-- Begin INFORMATION GIVEN --
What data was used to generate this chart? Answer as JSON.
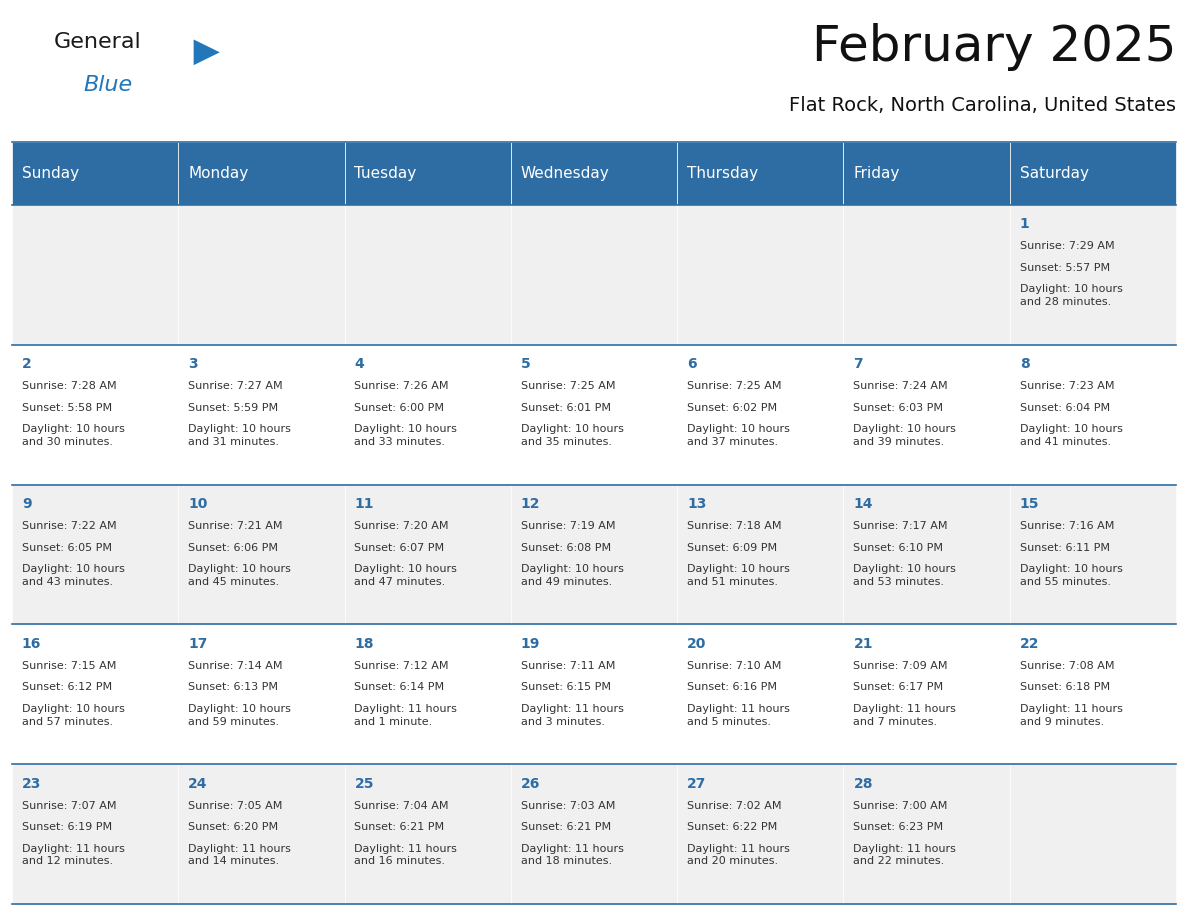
{
  "title": "February 2025",
  "subtitle": "Flat Rock, North Carolina, United States",
  "header_bg": "#2E6DA4",
  "header_text_color": "#FFFFFF",
  "cell_bg_even": "#F0F0F0",
  "cell_bg_odd": "#FFFFFF",
  "cell_text_color": "#333333",
  "day_number_color": "#2E6DA4",
  "separator_color": "#2E6DA4",
  "days_of_week": [
    "Sunday",
    "Monday",
    "Tuesday",
    "Wednesday",
    "Thursday",
    "Friday",
    "Saturday"
  ],
  "weeks": [
    [
      null,
      null,
      null,
      null,
      null,
      null,
      1
    ],
    [
      2,
      3,
      4,
      5,
      6,
      7,
      8
    ],
    [
      9,
      10,
      11,
      12,
      13,
      14,
      15
    ],
    [
      16,
      17,
      18,
      19,
      20,
      21,
      22
    ],
    [
      23,
      24,
      25,
      26,
      27,
      28,
      null
    ]
  ],
  "sun_data": {
    "1": {
      "rise": "7:29 AM",
      "set": "5:57 PM",
      "daylight": "10 hours\nand 28 minutes."
    },
    "2": {
      "rise": "7:28 AM",
      "set": "5:58 PM",
      "daylight": "10 hours\nand 30 minutes."
    },
    "3": {
      "rise": "7:27 AM",
      "set": "5:59 PM",
      "daylight": "10 hours\nand 31 minutes."
    },
    "4": {
      "rise": "7:26 AM",
      "set": "6:00 PM",
      "daylight": "10 hours\nand 33 minutes."
    },
    "5": {
      "rise": "7:25 AM",
      "set": "6:01 PM",
      "daylight": "10 hours\nand 35 minutes."
    },
    "6": {
      "rise": "7:25 AM",
      "set": "6:02 PM",
      "daylight": "10 hours\nand 37 minutes."
    },
    "7": {
      "rise": "7:24 AM",
      "set": "6:03 PM",
      "daylight": "10 hours\nand 39 minutes."
    },
    "8": {
      "rise": "7:23 AM",
      "set": "6:04 PM",
      "daylight": "10 hours\nand 41 minutes."
    },
    "9": {
      "rise": "7:22 AM",
      "set": "6:05 PM",
      "daylight": "10 hours\nand 43 minutes."
    },
    "10": {
      "rise": "7:21 AM",
      "set": "6:06 PM",
      "daylight": "10 hours\nand 45 minutes."
    },
    "11": {
      "rise": "7:20 AM",
      "set": "6:07 PM",
      "daylight": "10 hours\nand 47 minutes."
    },
    "12": {
      "rise": "7:19 AM",
      "set": "6:08 PM",
      "daylight": "10 hours\nand 49 minutes."
    },
    "13": {
      "rise": "7:18 AM",
      "set": "6:09 PM",
      "daylight": "10 hours\nand 51 minutes."
    },
    "14": {
      "rise": "7:17 AM",
      "set": "6:10 PM",
      "daylight": "10 hours\nand 53 minutes."
    },
    "15": {
      "rise": "7:16 AM",
      "set": "6:11 PM",
      "daylight": "10 hours\nand 55 minutes."
    },
    "16": {
      "rise": "7:15 AM",
      "set": "6:12 PM",
      "daylight": "10 hours\nand 57 minutes."
    },
    "17": {
      "rise": "7:14 AM",
      "set": "6:13 PM",
      "daylight": "10 hours\nand 59 minutes."
    },
    "18": {
      "rise": "7:12 AM",
      "set": "6:14 PM",
      "daylight": "11 hours\nand 1 minute."
    },
    "19": {
      "rise": "7:11 AM",
      "set": "6:15 PM",
      "daylight": "11 hours\nand 3 minutes."
    },
    "20": {
      "rise": "7:10 AM",
      "set": "6:16 PM",
      "daylight": "11 hours\nand 5 minutes."
    },
    "21": {
      "rise": "7:09 AM",
      "set": "6:17 PM",
      "daylight": "11 hours\nand 7 minutes."
    },
    "22": {
      "rise": "7:08 AM",
      "set": "6:18 PM",
      "daylight": "11 hours\nand 9 minutes."
    },
    "23": {
      "rise": "7:07 AM",
      "set": "6:19 PM",
      "daylight": "11 hours\nand 12 minutes."
    },
    "24": {
      "rise": "7:05 AM",
      "set": "6:20 PM",
      "daylight": "11 hours\nand 14 minutes."
    },
    "25": {
      "rise": "7:04 AM",
      "set": "6:21 PM",
      "daylight": "11 hours\nand 16 minutes."
    },
    "26": {
      "rise": "7:03 AM",
      "set": "6:21 PM",
      "daylight": "11 hours\nand 18 minutes."
    },
    "27": {
      "rise": "7:02 AM",
      "set": "6:22 PM",
      "daylight": "11 hours\nand 20 minutes."
    },
    "28": {
      "rise": "7:00 AM",
      "set": "6:23 PM",
      "daylight": "11 hours\nand 22 minutes."
    }
  },
  "logo_text_general": "General",
  "logo_text_blue": "Blue",
  "logo_color_general": "#1a1a1a",
  "logo_color_blue": "#2277BB",
  "logo_triangle_color": "#2277BB",
  "title_fontsize": 36,
  "subtitle_fontsize": 14,
  "header_fontsize": 11,
  "day_num_fontsize": 10,
  "cell_text_fontsize": 8
}
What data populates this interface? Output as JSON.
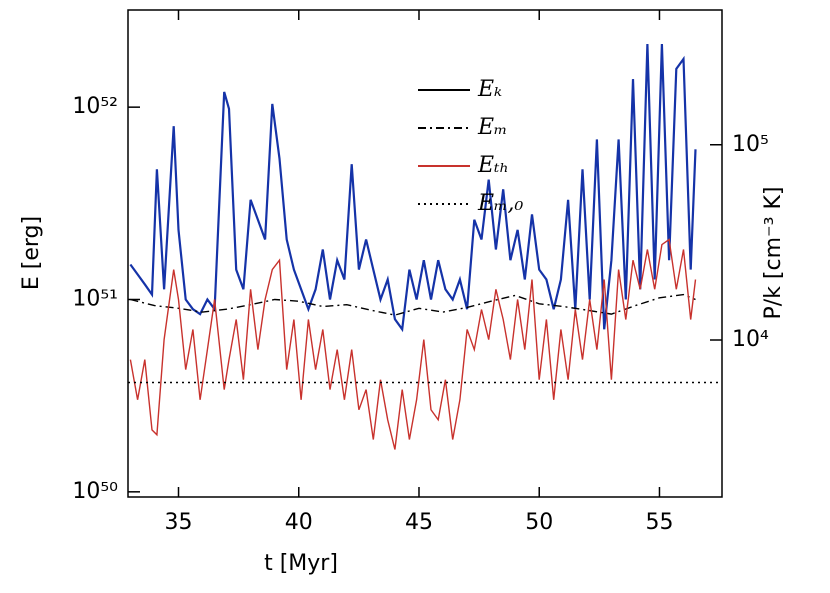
{
  "chart_data": {
    "type": "line",
    "xlabel": "t [Myr]",
    "ylabel": "E [erg]",
    "y2label": "P/k [cm⁻³ K]",
    "xlim": [
      32.9,
      57.6
    ],
    "xticks": [
      35,
      40,
      45,
      50,
      55
    ],
    "ylim": [
      9.4e+49,
      3.2e+52
    ],
    "ylog": true,
    "yticks": [
      {
        "value": 1e+50,
        "label": "10⁵⁰"
      },
      {
        "value": 1e+51,
        "label": "10⁵¹"
      },
      {
        "value": 1e+52,
        "label": "10⁵²"
      }
    ],
    "y2lim": [
      1570,
      490000
    ],
    "y2log": true,
    "y2ticks": [
      {
        "value": 10000,
        "label": "10⁴"
      },
      {
        "value": 100000,
        "label": "10⁵"
      }
    ],
    "legend": "top-center",
    "series": [
      {
        "name": "Eₖ",
        "color": "#1533a8",
        "legend_color": "#000000",
        "style": "solid",
        "x": [
          33.0,
          33.3,
          33.6,
          33.9,
          34.1,
          34.4,
          34.8,
          35.0,
          35.3,
          35.6,
          35.9,
          36.2,
          36.5,
          36.9,
          37.1,
          37.4,
          37.7,
          38.0,
          38.3,
          38.6,
          38.9,
          39.2,
          39.5,
          39.8,
          40.1,
          40.4,
          40.7,
          41.0,
          41.3,
          41.6,
          41.9,
          42.2,
          42.5,
          42.8,
          43.1,
          43.4,
          43.7,
          44.0,
          44.3,
          44.6,
          44.9,
          45.2,
          45.5,
          45.8,
          46.1,
          46.4,
          46.7,
          47.0,
          47.3,
          47.6,
          47.9,
          48.2,
          48.5,
          48.8,
          49.1,
          49.4,
          49.7,
          50.0,
          50.3,
          50.6,
          50.9,
          51.2,
          51.5,
          51.8,
          52.1,
          52.4,
          52.7,
          53.0,
          53.3,
          53.6,
          53.9,
          54.2,
          54.5,
          54.8,
          55.1,
          55.4,
          55.7,
          56.0,
          56.3,
          56.5
        ],
        "values": [
          1.52e+51,
          1.35e+51,
          1.2e+51,
          1.06e+51,
          4.75e+51,
          1.13e+51,
          7.96e+51,
          2.3e+51,
          1e+51,
          8.9e+50,
          8.4e+50,
          1e+51,
          8.9e+50,
          1.2e+52,
          9.8e+51,
          1.43e+51,
          1.13e+51,
          3.3e+51,
          2.6e+51,
          2.05e+51,
          1.04e+52,
          5.4e+51,
          2.05e+51,
          1.43e+51,
          1.13e+51,
          8.9e+50,
          1.13e+51,
          1.82e+51,
          1e+51,
          1.6e+51,
          1.27e+51,
          5.05e+51,
          1.43e+51,
          2.05e+51,
          1.43e+51,
          1e+51,
          1.27e+51,
          7.9e+50,
          7e+50,
          1.43e+51,
          1e+51,
          1.6e+51,
          1e+51,
          1.6e+51,
          1.13e+51,
          1e+51,
          1.27e+51,
          8.9e+50,
          2.6e+51,
          2.05e+51,
          4.2e+51,
          1.82e+51,
          3.74e+51,
          1.6e+51,
          2.3e+51,
          1.27e+51,
          2.77e+51,
          1.43e+51,
          1.27e+51,
          8.9e+50,
          1.27e+51,
          3.3e+51,
          8.9e+50,
          4.75e+51,
          1e+51,
          6.8e+51,
          7e+50,
          1.6e+51,
          6.8e+51,
          1e+51,
          1.4e+52,
          1.13e+51,
          2.13e+52,
          1.27e+51,
          2.13e+52,
          1.6e+51,
          1.58e+52,
          1.78e+52,
          1.43e+51,
          6.04e+51
        ]
      },
      {
        "name": "Eₘ",
        "color": "#000000",
        "style": "dashdot",
        "x": [
          33,
          34,
          35,
          36,
          37,
          38,
          39,
          40,
          41,
          42,
          43,
          44,
          45,
          46,
          47,
          48,
          49,
          50,
          51,
          52,
          53,
          54,
          55,
          56,
          56.5
        ],
        "values": [
          1e+51,
          9.3e+50,
          9e+50,
          8.6e+50,
          8.9e+50,
          9.4e+50,
          1e+51,
          9.8e+50,
          9.2e+50,
          9.4e+50,
          8.8e+50,
          8.3e+50,
          9e+50,
          8.6e+50,
          9.1e+50,
          9.8e+50,
          1.05e+51,
          9.5e+50,
          9.2e+50,
          8.8e+50,
          8.4e+50,
          9.3e+50,
          1.02e+51,
          1.06e+51,
          1e+51
        ]
      },
      {
        "name": "Eₜₕ",
        "color": "#c8322d",
        "style": "solid",
        "x": [
          33.0,
          33.3,
          33.6,
          33.9,
          34.1,
          34.4,
          34.8,
          35.0,
          35.3,
          35.6,
          35.9,
          36.2,
          36.5,
          36.9,
          37.1,
          37.4,
          37.7,
          38.0,
          38.3,
          38.6,
          38.9,
          39.2,
          39.5,
          39.8,
          40.1,
          40.4,
          40.7,
          41.0,
          41.3,
          41.6,
          41.9,
          42.2,
          42.5,
          42.8,
          43.1,
          43.4,
          43.7,
          44.0,
          44.3,
          44.6,
          44.9,
          45.2,
          45.5,
          45.8,
          46.1,
          46.4,
          46.7,
          47.0,
          47.3,
          47.6,
          47.9,
          48.2,
          48.5,
          48.8,
          49.1,
          49.4,
          49.7,
          50.0,
          50.3,
          50.6,
          50.9,
          51.2,
          51.5,
          51.8,
          52.1,
          52.4,
          52.7,
          53.0,
          53.3,
          53.6,
          53.9,
          54.2,
          54.5,
          54.8,
          55.1,
          55.4,
          55.7,
          56.0,
          56.3,
          56.5
        ],
        "values": [
          4.87e+50,
          3.01e+50,
          4.87e+50,
          2.1e+50,
          1.98e+50,
          6.19e+50,
          1.43e+51,
          1e+51,
          4.32e+50,
          6.98e+50,
          3.01e+50,
          5.49e+50,
          1e+51,
          3.4e+50,
          4.87e+50,
          7.87e+50,
          3.83e+50,
          1.13e+51,
          5.49e+50,
          1e+51,
          1.43e+51,
          1.6e+51,
          4.32e+50,
          7.87e+50,
          3.01e+50,
          7.87e+50,
          4.32e+50,
          6.98e+50,
          3.4e+50,
          5.49e+50,
          3.01e+50,
          5.49e+50,
          2.67e+50,
          3.4e+50,
          1.87e+50,
          3.83e+50,
          2.37e+50,
          1.66e+50,
          3.4e+50,
          1.87e+50,
          3.01e+50,
          6.19e+50,
          2.67e+50,
          2.37e+50,
          3.83e+50,
          1.87e+50,
          3.01e+50,
          6.98e+50,
          5.49e+50,
          8.87e+50,
          6.19e+50,
          1.13e+51,
          7.87e+50,
          4.87e+50,
          1e+51,
          5.49e+50,
          1.27e+51,
          3.83e+50,
          7.87e+50,
          3.01e+50,
          6.98e+50,
          3.83e+50,
          8.87e+50,
          4.87e+50,
          1e+51,
          5.49e+50,
          1.27e+51,
          3.83e+50,
          1.43e+51,
          7.87e+50,
          1.6e+51,
          1.13e+51,
          1.82e+51,
          1.13e+51,
          1.93e+51,
          2.05e+51,
          1.13e+51,
          1.82e+51,
          7.87e+50,
          1.27e+51
        ]
      },
      {
        "name": "Eₘ,₀",
        "color": "#000000",
        "style": "dotted",
        "x": [
          32.9,
          57.6
        ],
        "values": [
          3.7e+50,
          3.7e+50
        ]
      }
    ]
  }
}
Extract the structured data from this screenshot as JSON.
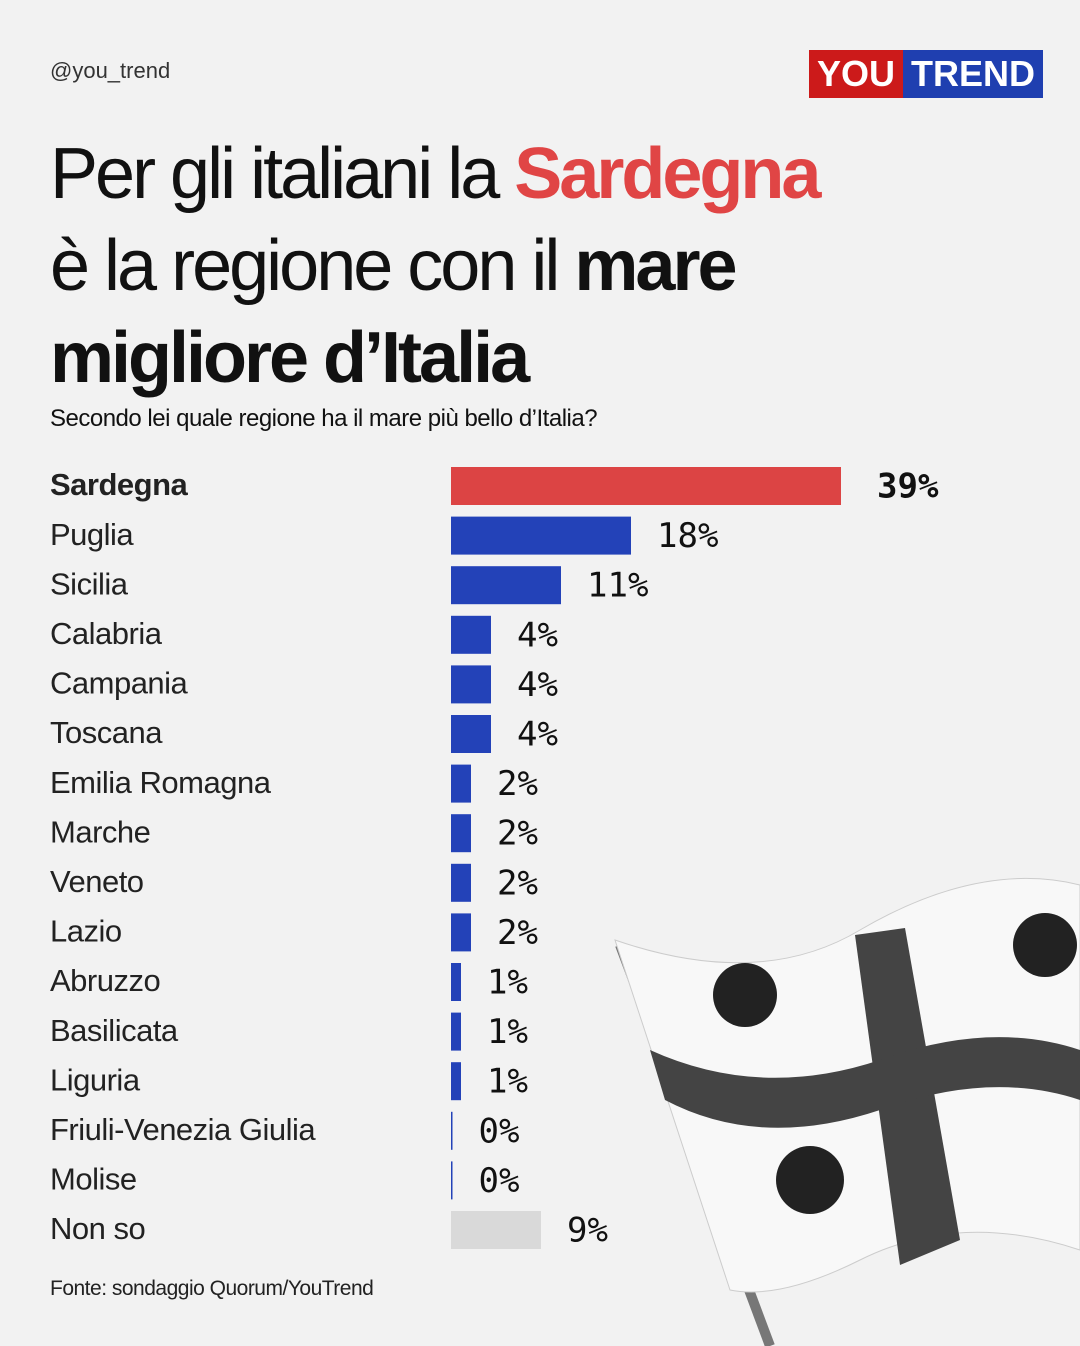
{
  "handle": "@you_trend",
  "logo": [
    "YOU",
    "TREND"
  ],
  "chart_data": {
    "type": "bar",
    "orientation": "horizontal",
    "title_parts": [
      "Per gli italiani la ",
      "Sardegna",
      " è la regione con il ",
      "mare migliore d’Italia"
    ],
    "subtitle": "Secondo lei quale regione ha il mare più bello d’Italia?",
    "categories": [
      "Sardegna",
      "Puglia",
      "Sicilia",
      "Calabria",
      "Campania",
      "Toscana",
      "Emilia Romagna",
      "Marche",
      "Veneto",
      "Lazio",
      "Abruzzo",
      "Basilicata",
      "Liguria",
      "Friuli-Venezia Giulia",
      "Molise",
      "Non so"
    ],
    "values": [
      39,
      18,
      11,
      4,
      4,
      4,
      2,
      2,
      2,
      2,
      1,
      1,
      1,
      0,
      0,
      9
    ],
    "value_labels": [
      "39%",
      "18%",
      "11%",
      "4%",
      "4%",
      "4%",
      "2%",
      "2%",
      "2%",
      "2%",
      "1%",
      "1%",
      "1%",
      "0%",
      "0%",
      "9%"
    ],
    "colors": [
      "#dc4444",
      "#2342b8",
      "#2342b8",
      "#2342b8",
      "#2342b8",
      "#2342b8",
      "#2342b8",
      "#2342b8",
      "#2342b8",
      "#2342b8",
      "#2342b8",
      "#2342b8",
      "#2342b8",
      "#2342b8",
      "#2342b8",
      "#d9d9d9"
    ],
    "source": "Fonte: sondaggio Quorum/YouTrend"
  }
}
-- End INFORMATION GIVEN --
◆ **SET PROBLEM**
Scan the material above for the string "style" and return the lines that hold it.

◆ **ANSWER**
        "style": "solid",
        "style": "dashdot",
        "style": "solid",
        "style": "dotted",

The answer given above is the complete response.